== AIM ==
Output nothing but the number of lines that include the word "groups".
::::
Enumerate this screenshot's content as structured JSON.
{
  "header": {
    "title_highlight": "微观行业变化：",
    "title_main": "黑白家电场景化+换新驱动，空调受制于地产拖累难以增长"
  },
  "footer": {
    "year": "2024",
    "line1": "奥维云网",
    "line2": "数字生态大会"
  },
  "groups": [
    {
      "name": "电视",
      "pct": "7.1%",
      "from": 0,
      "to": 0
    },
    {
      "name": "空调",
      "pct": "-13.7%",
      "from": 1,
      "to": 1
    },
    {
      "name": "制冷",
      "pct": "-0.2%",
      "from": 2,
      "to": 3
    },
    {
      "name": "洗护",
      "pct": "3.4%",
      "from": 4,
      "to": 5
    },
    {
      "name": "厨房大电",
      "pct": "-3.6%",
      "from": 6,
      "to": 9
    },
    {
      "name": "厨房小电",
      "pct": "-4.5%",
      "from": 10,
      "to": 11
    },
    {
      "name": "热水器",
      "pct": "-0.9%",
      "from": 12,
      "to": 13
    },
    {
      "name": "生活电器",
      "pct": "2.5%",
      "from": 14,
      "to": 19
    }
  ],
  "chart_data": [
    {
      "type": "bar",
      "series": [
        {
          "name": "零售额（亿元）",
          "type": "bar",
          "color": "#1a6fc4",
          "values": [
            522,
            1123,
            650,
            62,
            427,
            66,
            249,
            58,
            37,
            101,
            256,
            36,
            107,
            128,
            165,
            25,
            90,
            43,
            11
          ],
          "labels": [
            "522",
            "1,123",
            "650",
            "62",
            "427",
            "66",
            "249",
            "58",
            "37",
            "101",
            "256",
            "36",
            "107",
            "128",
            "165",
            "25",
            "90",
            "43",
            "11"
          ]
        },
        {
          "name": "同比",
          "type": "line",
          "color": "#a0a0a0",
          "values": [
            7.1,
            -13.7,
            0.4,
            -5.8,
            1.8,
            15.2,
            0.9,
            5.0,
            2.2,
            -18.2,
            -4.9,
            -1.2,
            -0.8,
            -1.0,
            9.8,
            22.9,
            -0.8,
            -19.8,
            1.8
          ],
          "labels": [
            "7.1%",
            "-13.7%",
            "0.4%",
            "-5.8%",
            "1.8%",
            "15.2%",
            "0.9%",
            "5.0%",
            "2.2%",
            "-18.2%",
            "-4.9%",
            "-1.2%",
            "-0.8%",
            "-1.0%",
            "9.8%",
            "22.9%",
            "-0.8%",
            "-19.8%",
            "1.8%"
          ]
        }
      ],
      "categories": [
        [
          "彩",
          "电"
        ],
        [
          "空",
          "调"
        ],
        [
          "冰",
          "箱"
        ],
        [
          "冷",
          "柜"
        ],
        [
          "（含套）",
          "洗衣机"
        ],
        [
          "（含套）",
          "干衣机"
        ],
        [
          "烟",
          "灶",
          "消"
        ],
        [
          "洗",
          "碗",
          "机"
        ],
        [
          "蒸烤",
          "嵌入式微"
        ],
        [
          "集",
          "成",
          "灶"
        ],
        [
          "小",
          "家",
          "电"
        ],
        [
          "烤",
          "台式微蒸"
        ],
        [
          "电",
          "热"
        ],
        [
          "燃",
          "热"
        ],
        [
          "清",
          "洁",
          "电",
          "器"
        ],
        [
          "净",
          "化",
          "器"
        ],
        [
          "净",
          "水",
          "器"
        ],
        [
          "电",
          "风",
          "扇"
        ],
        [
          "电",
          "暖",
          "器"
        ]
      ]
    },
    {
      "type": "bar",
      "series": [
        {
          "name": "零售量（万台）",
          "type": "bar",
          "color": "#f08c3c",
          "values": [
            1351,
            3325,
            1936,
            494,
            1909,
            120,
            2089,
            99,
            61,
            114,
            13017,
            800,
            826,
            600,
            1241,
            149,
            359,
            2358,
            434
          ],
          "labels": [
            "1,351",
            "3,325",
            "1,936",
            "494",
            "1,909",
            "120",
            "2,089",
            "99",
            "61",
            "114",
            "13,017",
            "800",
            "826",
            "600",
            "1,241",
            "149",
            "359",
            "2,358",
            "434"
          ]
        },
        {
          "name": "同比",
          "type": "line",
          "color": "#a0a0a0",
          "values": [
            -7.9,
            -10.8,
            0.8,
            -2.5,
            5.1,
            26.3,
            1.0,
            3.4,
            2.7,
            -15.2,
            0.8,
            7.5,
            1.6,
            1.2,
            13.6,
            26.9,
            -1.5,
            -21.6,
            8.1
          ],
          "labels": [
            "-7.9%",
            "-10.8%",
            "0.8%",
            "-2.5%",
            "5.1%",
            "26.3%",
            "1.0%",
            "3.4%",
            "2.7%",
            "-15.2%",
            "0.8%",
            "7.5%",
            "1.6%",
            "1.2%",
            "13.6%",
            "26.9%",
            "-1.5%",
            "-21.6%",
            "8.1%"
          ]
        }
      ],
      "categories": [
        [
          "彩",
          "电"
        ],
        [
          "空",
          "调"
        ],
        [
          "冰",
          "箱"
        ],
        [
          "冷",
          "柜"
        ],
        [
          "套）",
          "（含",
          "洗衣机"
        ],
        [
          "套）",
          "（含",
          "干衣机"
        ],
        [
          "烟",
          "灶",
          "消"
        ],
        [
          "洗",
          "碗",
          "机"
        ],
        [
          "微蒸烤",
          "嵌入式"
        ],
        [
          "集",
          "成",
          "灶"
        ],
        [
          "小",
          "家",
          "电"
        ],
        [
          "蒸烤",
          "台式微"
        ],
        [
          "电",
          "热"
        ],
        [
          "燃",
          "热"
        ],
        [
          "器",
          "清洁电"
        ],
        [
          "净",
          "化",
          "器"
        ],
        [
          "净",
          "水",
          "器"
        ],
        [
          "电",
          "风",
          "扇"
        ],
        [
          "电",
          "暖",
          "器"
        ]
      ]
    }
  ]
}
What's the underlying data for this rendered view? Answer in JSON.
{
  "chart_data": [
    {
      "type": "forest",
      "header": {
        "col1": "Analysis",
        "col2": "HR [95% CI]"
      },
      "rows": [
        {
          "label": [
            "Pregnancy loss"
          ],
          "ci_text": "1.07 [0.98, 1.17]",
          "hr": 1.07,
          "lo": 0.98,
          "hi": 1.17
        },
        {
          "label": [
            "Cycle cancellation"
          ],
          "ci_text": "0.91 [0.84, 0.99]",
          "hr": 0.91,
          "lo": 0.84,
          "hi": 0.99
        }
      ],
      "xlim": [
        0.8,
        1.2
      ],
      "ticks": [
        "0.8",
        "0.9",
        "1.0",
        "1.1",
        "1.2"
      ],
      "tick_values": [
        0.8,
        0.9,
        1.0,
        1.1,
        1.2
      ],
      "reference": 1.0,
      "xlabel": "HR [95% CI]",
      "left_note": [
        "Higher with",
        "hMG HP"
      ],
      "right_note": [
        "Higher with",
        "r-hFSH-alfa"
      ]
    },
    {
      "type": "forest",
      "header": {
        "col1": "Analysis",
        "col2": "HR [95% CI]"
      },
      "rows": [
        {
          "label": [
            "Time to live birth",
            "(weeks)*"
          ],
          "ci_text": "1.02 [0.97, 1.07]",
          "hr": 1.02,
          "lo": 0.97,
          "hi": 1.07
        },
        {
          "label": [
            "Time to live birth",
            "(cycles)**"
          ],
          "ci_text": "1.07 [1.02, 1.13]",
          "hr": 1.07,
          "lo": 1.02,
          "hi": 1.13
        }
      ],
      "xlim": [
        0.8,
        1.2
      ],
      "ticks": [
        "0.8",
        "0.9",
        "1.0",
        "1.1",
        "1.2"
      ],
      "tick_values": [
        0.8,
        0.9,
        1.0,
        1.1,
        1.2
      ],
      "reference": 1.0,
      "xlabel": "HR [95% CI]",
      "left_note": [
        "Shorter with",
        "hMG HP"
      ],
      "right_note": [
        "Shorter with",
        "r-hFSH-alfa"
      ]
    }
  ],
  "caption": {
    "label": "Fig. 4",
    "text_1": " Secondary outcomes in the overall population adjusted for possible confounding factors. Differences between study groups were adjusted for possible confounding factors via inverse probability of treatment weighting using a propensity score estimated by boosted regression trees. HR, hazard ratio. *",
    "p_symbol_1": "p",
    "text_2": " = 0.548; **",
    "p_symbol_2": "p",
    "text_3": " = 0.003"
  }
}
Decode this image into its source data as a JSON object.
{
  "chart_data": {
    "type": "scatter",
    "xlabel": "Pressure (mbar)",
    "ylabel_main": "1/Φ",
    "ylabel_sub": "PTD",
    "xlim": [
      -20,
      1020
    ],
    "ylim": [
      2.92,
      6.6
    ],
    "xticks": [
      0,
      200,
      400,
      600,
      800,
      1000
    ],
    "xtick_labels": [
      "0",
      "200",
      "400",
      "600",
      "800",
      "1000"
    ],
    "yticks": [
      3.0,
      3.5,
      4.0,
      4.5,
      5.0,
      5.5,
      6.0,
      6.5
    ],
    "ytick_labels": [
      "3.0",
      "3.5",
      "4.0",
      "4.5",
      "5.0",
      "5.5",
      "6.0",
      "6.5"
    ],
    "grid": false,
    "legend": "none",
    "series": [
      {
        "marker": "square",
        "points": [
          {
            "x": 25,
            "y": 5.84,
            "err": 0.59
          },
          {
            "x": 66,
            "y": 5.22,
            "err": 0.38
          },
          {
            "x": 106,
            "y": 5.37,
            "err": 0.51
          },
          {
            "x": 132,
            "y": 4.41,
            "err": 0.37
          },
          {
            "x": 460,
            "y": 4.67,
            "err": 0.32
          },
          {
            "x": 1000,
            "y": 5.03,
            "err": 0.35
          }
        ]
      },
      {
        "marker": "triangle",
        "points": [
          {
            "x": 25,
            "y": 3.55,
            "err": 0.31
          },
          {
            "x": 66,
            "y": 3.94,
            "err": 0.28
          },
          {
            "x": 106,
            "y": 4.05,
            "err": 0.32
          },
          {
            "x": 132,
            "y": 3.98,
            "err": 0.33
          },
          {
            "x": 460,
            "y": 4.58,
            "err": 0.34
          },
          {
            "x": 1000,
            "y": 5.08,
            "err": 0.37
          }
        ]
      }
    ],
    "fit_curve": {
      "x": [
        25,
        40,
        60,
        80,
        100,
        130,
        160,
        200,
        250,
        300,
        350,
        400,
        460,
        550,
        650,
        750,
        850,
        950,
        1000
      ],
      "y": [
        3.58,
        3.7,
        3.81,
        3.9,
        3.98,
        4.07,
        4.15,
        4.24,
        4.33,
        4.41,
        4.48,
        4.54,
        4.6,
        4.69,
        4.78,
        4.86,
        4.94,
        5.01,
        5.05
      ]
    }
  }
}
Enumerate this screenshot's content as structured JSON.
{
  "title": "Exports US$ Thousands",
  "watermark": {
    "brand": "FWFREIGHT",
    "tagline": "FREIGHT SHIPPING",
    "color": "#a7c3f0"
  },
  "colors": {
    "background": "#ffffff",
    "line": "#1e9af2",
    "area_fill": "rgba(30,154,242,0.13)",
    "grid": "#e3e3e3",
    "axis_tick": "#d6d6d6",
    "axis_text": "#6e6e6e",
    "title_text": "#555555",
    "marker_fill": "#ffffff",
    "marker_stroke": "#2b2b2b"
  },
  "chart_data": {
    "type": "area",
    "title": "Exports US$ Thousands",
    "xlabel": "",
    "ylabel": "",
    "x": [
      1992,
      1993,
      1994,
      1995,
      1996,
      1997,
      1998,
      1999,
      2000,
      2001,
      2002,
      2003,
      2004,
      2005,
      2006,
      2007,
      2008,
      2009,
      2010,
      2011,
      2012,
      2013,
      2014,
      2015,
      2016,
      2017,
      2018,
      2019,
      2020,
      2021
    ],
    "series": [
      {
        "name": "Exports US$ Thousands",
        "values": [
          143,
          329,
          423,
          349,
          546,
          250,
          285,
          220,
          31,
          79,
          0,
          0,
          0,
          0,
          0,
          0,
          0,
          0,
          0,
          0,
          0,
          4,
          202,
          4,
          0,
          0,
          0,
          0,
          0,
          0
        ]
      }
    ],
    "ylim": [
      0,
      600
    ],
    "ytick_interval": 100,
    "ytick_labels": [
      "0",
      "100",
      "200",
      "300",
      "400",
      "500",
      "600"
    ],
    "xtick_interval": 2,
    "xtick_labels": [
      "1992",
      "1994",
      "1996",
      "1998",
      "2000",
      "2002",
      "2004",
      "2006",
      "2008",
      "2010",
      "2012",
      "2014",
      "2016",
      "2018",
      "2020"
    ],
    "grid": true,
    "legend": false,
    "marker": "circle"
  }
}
::::
== FINISHED ANSWER ==
2